• Do this
From the entries that follow, pick out all lines holding "לקבל".

** Start **

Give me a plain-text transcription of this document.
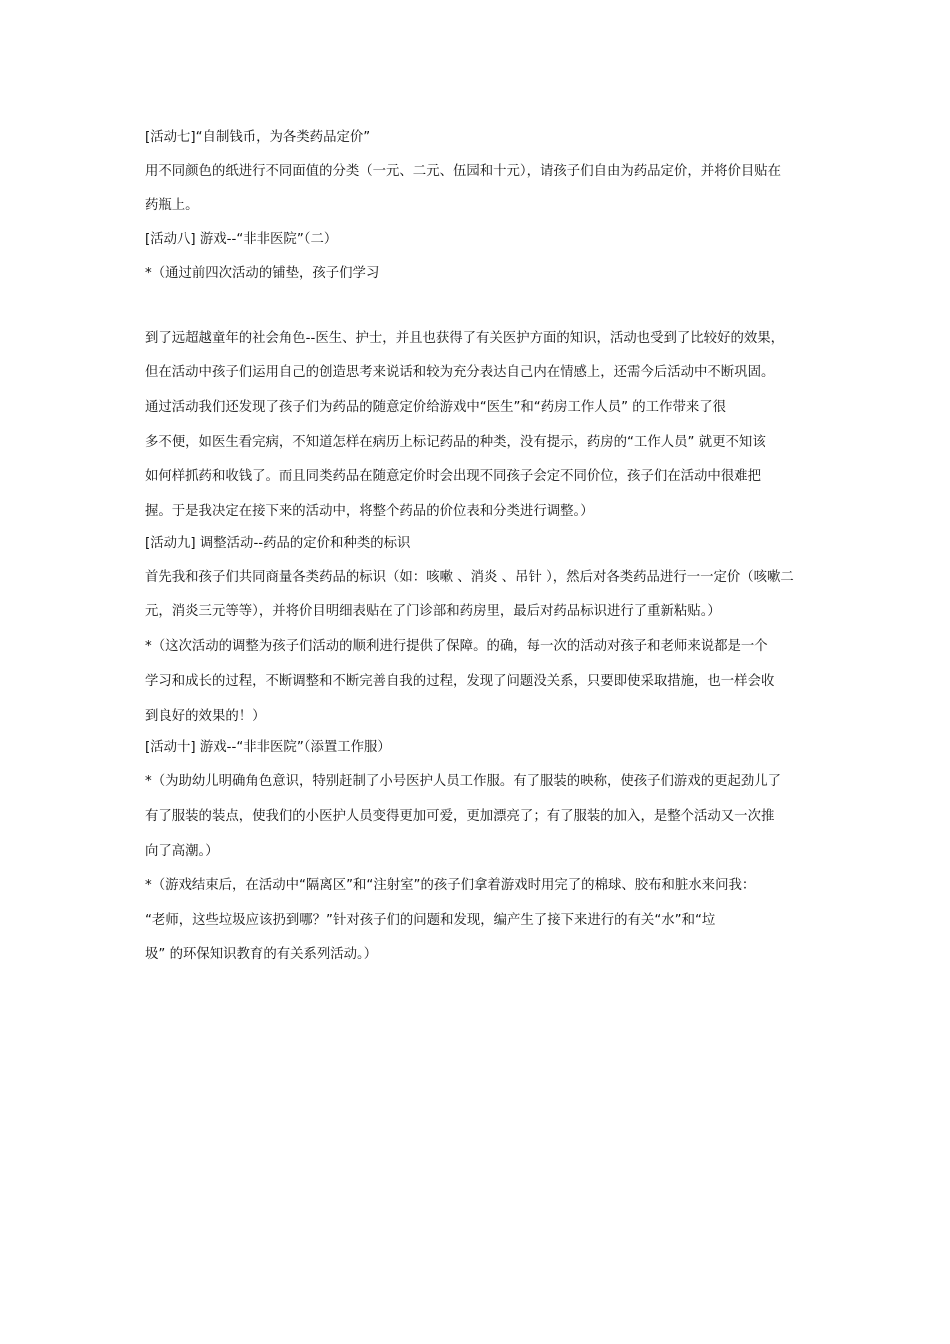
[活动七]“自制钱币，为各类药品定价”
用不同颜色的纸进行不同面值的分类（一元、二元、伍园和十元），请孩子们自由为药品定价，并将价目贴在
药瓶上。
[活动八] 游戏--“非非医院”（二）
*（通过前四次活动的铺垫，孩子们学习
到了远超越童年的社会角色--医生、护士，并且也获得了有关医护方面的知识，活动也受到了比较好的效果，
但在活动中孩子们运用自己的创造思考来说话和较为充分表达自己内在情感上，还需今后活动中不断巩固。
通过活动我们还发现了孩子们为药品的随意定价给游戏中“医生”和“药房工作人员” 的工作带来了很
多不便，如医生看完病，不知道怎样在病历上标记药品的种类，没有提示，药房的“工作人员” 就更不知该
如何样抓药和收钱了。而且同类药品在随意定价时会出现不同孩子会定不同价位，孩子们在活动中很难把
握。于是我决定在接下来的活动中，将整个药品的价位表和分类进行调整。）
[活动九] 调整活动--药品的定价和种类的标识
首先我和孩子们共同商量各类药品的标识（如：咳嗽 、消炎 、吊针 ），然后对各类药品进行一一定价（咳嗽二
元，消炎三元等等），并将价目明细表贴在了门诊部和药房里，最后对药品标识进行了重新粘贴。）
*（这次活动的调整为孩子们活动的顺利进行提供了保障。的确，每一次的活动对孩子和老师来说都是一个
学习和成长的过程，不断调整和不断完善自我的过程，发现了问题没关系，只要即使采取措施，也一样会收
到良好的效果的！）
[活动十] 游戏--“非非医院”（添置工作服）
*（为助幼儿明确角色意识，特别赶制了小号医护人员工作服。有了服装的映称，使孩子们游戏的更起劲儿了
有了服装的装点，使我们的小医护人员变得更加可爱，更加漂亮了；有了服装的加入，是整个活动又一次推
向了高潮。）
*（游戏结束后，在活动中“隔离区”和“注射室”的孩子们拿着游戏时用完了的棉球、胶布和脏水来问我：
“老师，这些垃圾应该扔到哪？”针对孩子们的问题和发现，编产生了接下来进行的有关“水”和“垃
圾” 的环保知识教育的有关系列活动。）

** End **
** Start **

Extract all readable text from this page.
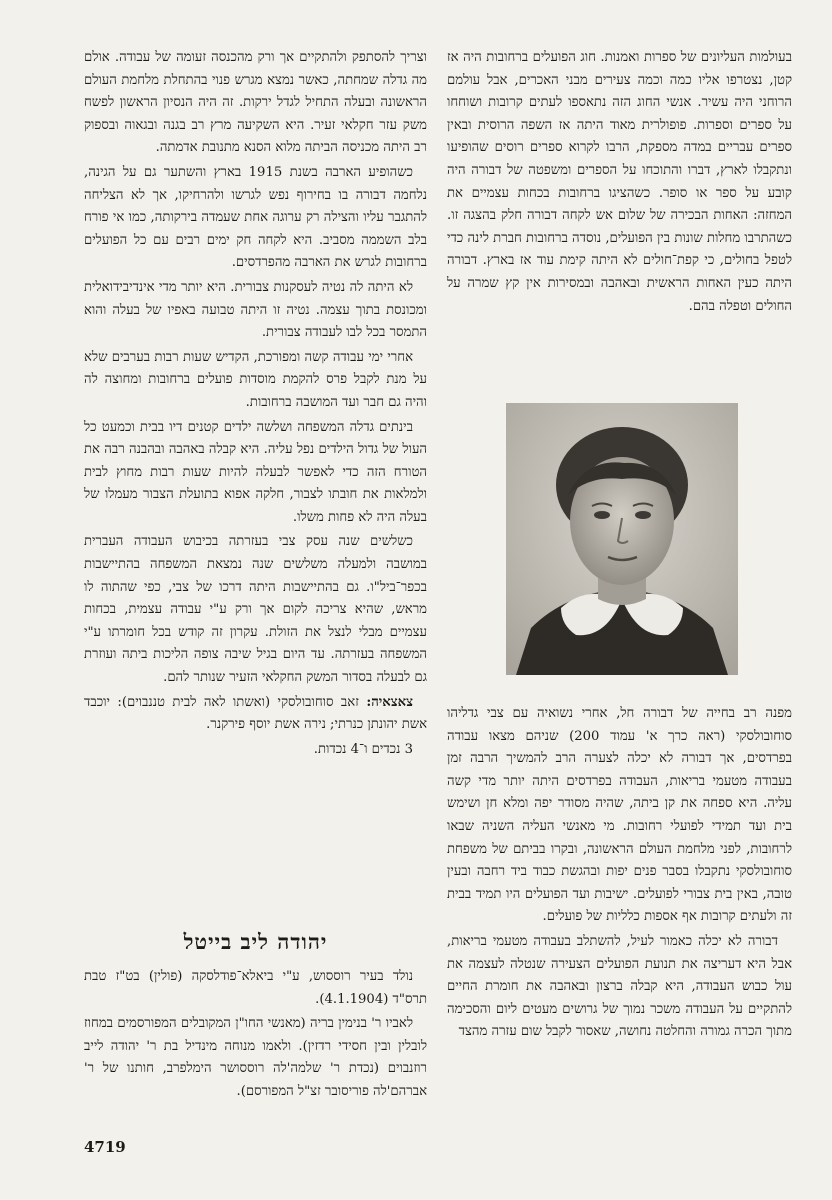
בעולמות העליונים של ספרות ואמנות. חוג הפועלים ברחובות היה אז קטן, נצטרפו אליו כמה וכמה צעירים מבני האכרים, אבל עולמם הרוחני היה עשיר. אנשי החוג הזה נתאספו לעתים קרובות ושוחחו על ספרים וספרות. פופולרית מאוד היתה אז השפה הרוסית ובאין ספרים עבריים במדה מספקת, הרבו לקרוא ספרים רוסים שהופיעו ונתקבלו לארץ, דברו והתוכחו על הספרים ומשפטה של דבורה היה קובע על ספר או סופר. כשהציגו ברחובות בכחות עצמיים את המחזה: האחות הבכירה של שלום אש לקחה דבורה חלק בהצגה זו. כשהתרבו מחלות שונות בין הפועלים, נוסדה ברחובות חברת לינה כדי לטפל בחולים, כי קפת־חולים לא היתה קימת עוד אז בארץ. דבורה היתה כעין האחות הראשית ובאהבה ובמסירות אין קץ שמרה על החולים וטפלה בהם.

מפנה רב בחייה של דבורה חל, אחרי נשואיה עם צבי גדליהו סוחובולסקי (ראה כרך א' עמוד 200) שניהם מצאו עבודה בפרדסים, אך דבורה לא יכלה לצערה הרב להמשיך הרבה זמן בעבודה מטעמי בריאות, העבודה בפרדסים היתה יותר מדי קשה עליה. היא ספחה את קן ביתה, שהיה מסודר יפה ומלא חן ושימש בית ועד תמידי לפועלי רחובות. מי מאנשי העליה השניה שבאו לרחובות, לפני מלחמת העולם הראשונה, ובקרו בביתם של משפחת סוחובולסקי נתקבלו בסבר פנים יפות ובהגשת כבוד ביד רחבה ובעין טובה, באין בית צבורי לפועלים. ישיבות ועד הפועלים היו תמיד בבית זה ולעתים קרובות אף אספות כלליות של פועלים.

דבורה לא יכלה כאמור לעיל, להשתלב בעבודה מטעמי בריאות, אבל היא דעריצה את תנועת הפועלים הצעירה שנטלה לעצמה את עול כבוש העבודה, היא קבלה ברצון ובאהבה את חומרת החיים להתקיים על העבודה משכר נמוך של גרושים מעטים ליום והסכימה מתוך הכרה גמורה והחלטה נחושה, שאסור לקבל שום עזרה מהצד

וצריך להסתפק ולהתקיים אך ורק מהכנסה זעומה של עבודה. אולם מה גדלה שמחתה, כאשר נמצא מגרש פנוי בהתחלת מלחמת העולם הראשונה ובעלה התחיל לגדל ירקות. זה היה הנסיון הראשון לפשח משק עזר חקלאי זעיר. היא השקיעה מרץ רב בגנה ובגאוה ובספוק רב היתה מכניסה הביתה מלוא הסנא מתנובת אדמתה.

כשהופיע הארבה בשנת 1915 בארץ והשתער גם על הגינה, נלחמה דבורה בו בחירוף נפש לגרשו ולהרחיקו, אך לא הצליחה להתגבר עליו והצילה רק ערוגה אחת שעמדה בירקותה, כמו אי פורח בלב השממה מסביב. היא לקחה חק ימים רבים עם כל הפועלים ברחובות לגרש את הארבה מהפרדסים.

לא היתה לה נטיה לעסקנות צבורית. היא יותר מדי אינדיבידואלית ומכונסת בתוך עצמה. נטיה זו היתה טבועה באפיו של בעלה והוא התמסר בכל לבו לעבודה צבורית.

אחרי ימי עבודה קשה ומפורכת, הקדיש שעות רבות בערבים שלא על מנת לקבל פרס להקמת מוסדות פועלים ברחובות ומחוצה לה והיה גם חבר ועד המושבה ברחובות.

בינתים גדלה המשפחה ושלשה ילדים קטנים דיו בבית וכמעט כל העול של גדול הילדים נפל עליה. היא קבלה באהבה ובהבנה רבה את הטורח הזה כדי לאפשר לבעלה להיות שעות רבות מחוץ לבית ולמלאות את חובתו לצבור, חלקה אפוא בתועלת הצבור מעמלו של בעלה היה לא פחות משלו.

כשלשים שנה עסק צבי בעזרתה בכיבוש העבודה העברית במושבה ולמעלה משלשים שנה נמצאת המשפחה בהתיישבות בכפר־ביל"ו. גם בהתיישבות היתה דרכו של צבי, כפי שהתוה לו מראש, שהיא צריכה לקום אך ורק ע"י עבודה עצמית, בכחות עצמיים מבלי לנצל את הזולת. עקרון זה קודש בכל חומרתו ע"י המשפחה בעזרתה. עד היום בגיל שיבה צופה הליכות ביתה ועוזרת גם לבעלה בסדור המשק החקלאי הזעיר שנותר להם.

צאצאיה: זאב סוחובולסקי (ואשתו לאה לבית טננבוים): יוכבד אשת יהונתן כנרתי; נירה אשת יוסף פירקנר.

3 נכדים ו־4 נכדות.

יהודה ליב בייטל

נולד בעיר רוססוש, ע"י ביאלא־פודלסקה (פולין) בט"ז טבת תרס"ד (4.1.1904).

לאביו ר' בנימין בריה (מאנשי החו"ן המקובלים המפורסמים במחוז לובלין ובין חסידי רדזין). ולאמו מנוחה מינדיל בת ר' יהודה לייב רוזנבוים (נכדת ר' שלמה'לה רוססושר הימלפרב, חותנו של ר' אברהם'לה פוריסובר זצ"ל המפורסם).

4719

** End **
** Start **

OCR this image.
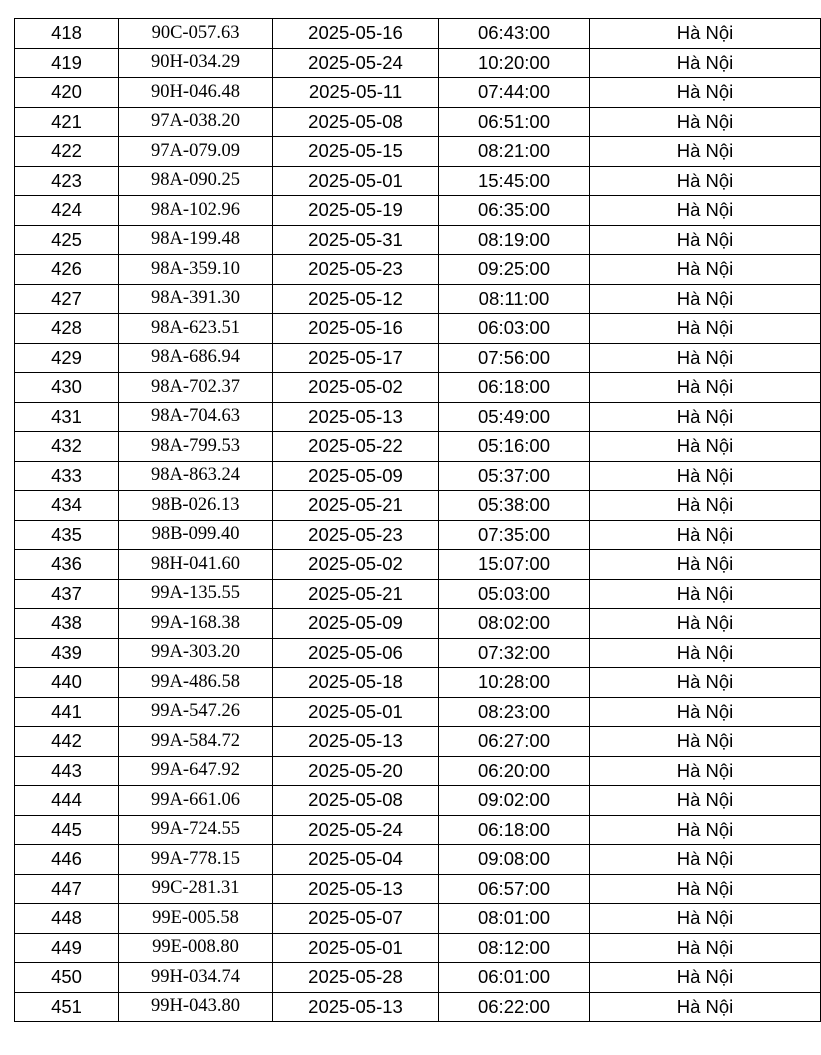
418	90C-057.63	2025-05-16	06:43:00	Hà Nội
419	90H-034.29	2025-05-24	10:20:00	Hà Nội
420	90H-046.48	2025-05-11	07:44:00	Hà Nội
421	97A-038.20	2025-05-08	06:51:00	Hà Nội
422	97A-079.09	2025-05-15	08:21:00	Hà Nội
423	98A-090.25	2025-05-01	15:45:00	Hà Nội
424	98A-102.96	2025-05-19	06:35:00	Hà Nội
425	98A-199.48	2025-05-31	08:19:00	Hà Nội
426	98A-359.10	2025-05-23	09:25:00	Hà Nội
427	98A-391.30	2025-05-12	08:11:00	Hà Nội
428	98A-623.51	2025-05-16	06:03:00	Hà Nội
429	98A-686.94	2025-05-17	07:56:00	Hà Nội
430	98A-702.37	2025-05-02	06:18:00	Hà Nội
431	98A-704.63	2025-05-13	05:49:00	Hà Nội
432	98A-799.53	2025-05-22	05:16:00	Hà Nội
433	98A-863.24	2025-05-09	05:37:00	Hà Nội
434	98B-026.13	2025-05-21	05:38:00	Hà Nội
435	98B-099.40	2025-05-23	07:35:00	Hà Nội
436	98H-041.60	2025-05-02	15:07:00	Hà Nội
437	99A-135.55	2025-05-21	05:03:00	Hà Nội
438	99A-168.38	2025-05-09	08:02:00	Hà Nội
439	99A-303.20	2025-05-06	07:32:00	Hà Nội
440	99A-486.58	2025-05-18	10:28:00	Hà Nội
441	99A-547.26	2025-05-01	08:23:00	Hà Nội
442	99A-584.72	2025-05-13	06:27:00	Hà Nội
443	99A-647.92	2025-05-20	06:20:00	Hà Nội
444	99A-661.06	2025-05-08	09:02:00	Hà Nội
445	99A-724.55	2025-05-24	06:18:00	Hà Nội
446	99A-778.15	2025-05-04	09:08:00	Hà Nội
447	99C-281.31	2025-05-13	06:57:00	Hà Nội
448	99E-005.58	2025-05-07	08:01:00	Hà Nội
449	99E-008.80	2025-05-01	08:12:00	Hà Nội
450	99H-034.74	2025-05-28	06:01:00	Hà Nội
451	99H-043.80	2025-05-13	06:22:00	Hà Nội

** End **

• Answer
דבורה לא יכלה כאמור לעיל, להשתלב בעבודה מטעמי בריאות, אבל היא דעריצה את תנועת הפועלים הצעירה שנטלה לעצמה את עול כבוש העבודה, היא קבלה ברצון ובאהבה את חומרת החיים להתקיים על העבודה משכר נמוך של גרושים מעטים ליום והסכימה מתוך הכרה גמורה והחלטה נחושה, שאסור לקבל שום עזרה מהצד
אחרי ימי עבודה קשה ומפורכת, הקדיש שעות רבות בערבים שלא על מנת לקבל פרס להקמת מוסדות פועלים ברחובות ומחוצה לה והיה גם חבר ועד המושבה ברחובות.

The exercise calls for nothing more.